▸ Extracted records:
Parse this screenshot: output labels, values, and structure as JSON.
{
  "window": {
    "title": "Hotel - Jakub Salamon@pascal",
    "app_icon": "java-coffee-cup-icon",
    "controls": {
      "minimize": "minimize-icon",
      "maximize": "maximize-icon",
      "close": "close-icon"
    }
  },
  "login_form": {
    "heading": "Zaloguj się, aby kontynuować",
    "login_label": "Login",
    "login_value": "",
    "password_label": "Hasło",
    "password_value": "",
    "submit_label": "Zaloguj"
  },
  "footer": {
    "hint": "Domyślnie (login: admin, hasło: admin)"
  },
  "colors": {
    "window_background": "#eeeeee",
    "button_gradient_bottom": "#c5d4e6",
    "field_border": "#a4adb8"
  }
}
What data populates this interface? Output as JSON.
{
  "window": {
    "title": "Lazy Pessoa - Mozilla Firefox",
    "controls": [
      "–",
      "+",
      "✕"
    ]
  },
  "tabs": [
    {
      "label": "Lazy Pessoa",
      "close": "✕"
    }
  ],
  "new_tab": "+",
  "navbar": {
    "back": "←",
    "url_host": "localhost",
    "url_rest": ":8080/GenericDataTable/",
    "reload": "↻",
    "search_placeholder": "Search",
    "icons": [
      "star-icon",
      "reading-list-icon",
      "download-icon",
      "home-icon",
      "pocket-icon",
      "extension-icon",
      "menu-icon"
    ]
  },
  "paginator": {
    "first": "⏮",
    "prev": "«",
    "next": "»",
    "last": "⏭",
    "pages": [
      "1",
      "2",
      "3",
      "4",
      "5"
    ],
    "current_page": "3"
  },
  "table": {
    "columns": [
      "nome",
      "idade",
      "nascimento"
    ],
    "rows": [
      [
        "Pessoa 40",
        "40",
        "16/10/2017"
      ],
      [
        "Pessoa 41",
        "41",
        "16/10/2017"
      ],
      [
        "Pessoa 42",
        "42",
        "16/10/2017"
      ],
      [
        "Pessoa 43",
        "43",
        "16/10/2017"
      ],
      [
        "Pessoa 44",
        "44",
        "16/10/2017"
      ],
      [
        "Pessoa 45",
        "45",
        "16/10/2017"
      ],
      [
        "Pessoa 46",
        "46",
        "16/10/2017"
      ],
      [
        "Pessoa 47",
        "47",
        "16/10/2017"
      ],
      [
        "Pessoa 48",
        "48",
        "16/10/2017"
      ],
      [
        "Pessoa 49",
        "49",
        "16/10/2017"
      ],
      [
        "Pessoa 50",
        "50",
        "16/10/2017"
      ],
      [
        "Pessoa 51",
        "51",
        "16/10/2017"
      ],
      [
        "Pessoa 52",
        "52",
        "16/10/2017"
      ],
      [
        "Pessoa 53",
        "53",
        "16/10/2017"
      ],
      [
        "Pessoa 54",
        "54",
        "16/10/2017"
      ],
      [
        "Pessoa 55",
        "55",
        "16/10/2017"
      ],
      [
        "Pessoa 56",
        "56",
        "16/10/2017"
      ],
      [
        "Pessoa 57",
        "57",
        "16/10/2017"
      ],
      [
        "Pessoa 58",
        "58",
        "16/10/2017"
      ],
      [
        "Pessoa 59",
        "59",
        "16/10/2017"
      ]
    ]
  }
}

▸ Prompt:
Return the listing above in its exact form.

▸ Full output:
Parse this screenshot: output labels, values, and structure as JSON.
{
  "window": {
    "title": "Hotel - Jakub Salamon@pascal",
    "app_icon": "java-coffee-cup-icon",
    "controls": {
      "minimize": "minimize-icon",
      "maximize": "maximize-icon",
      "close": "close-icon"
    }
  },
  "login_form": {
    "heading": "Zaloguj się, aby kontynuować",
    "login_label": "Login",
    "login_value": "",
    "password_label": "Hasło",
    "password_value": "",
    "submit_label": "Zaloguj"
  },
  "footer": {
    "hint": "Domyślnie (login: admin, hasło: admin)"
  },
  "colors": {
    "window_background": "#eeeeee",
    "button_gradient_bottom": "#c5d4e6",
    "field_border": "#a4adb8"
  }
}
What data populates this interface? Output as JSON.
{
  "window": {
    "title": "Lazy Pessoa - Mozilla Firefox",
    "controls": [
      "–",
      "+",
      "✕"
    ]
  },
  "tabs": [
    {
      "label": "Lazy Pessoa",
      "close": "✕"
    }
  ],
  "new_tab": "+",
  "navbar": {
    "back": "←",
    "url_host": "localhost",
    "url_rest": ":8080/GenericDataTable/",
    "reload": "↻",
    "search_placeholder": "Search",
    "icons": [
      "star-icon",
      "reading-list-icon",
      "download-icon",
      "home-icon",
      "pocket-icon",
      "extension-icon",
      "menu-icon"
    ]
  },
  "paginator": {
    "first": "⏮",
    "prev": "«",
    "next": "»",
    "last": "⏭",
    "pages": [
      "1",
      "2",
      "3",
      "4",
      "5"
    ],
    "current_page": "3"
  },
  "table": {
    "columns": [
      "nome",
      "idade",
      "nascimento"
    ],
    "rows": [
      [
        "Pessoa 40",
        "40",
        "16/10/2017"
      ],
      [
        "Pessoa 41",
        "41",
        "16/10/2017"
      ],
      [
        "Pessoa 42",
        "42",
        "16/10/2017"
      ],
      [
        "Pessoa 43",
        "43",
        "16/10/2017"
      ],
      [
        "Pessoa 44",
        "44",
        "16/10/2017"
      ],
      [
        "Pessoa 45",
        "45",
        "16/10/2017"
      ],
      [
        "Pessoa 46",
        "46",
        "16/10/2017"
      ],
      [
        "Pessoa 47",
        "47",
        "16/10/2017"
      ],
      [
        "Pessoa 48",
        "48",
        "16/10/2017"
      ],
      [
        "Pessoa 49",
        "49",
        "16/10/2017"
      ],
      [
        "Pessoa 50",
        "50",
        "16/10/2017"
      ],
      [
        "Pessoa 51",
        "51",
        "16/10/2017"
      ],
      [
        "Pessoa 52",
        "52",
        "16/10/2017"
      ],
      [
        "Pessoa 53",
        "53",
        "16/10/2017"
      ],
      [
        "Pessoa 54",
        "54",
        "16/10/2017"
      ],
      [
        "Pessoa 55",
        "55",
        "16/10/2017"
      ],
      [
        "Pessoa 56",
        "56",
        "16/10/2017"
      ],
      [
        "Pessoa 57",
        "57",
        "16/10/2017"
      ],
      [
        "Pessoa 58",
        "58",
        "16/10/2017"
      ],
      [
        "Pessoa 59",
        "59",
        "16/10/2017"
      ]
    ]
  }
}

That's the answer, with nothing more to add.